* **Work request**: Return every record exactly. Omit nothing.

* **Records shown**:
━━━

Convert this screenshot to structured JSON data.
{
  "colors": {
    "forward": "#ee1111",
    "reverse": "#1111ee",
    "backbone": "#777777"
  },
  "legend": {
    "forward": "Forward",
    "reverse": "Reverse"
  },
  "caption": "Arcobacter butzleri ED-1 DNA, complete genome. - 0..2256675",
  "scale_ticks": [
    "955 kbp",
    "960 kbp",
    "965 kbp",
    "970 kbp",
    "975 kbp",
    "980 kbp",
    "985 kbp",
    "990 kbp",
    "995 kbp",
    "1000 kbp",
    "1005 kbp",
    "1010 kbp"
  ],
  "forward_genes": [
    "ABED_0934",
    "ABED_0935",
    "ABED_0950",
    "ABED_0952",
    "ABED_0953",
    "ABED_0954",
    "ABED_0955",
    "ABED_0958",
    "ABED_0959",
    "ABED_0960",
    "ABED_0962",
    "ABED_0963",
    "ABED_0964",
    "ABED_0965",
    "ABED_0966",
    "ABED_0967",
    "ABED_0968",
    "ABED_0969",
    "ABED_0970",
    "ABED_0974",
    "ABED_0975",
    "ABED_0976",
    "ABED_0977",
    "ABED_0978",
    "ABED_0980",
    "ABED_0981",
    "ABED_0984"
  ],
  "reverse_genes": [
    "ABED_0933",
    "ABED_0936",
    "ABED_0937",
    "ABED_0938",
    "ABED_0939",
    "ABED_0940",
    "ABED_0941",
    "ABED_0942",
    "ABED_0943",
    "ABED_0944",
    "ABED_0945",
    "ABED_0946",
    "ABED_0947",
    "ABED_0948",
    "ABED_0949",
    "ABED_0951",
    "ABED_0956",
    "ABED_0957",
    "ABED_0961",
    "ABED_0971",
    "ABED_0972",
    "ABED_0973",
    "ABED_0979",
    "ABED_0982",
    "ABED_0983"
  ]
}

━━━

* **Answer to this problem**:
Convert this screenshot to structured JSON data.
{
  "colors": {
    "forward": "#ee1111",
    "reverse": "#1111ee",
    "backbone": "#777777"
  },
  "legend": {
    "forward": "Forward",
    "reverse": "Reverse"
  },
  "caption": "Arcobacter butzleri ED-1 DNA, complete genome. - 0..2256675",
  "scale_ticks": [
    "955 kbp",
    "960 kbp",
    "965 kbp",
    "970 kbp",
    "975 kbp",
    "980 kbp",
    "985 kbp",
    "990 kbp",
    "995 kbp",
    "1000 kbp",
    "1005 kbp",
    "1010 kbp"
  ],
  "forward_genes": [
    "ABED_0934",
    "ABED_0935",
    "ABED_0950",
    "ABED_0952",
    "ABED_0953",
    "ABED_0954",
    "ABED_0955",
    "ABED_0958",
    "ABED_0959",
    "ABED_0960",
    "ABED_0962",
    "ABED_0963",
    "ABED_0964",
    "ABED_0965",
    "ABED_0966",
    "ABED_0967",
    "ABED_0968",
    "ABED_0969",
    "ABED_0970",
    "ABED_0974",
    "ABED_0975",
    "ABED_0976",
    "ABED_0977",
    "ABED_0978",
    "ABED_0980",
    "ABED_0981",
    "ABED_0984"
  ],
  "reverse_genes": [
    "ABED_0933",
    "ABED_0936",
    "ABED_0937",
    "ABED_0938",
    "ABED_0939",
    "ABED_0940",
    "ABED_0941",
    "ABED_0942",
    "ABED_0943",
    "ABED_0944",
    "ABED_0945",
    "ABED_0946",
    "ABED_0947",
    "ABED_0948",
    "ABED_0949",
    "ABED_0951",
    "ABED_0956",
    "ABED_0957",
    "ABED_0961",
    "ABED_0971",
    "ABED_0972",
    "ABED_0973",
    "ABED_0979",
    "ABED_0982",
    "ABED_0983"
  ]
}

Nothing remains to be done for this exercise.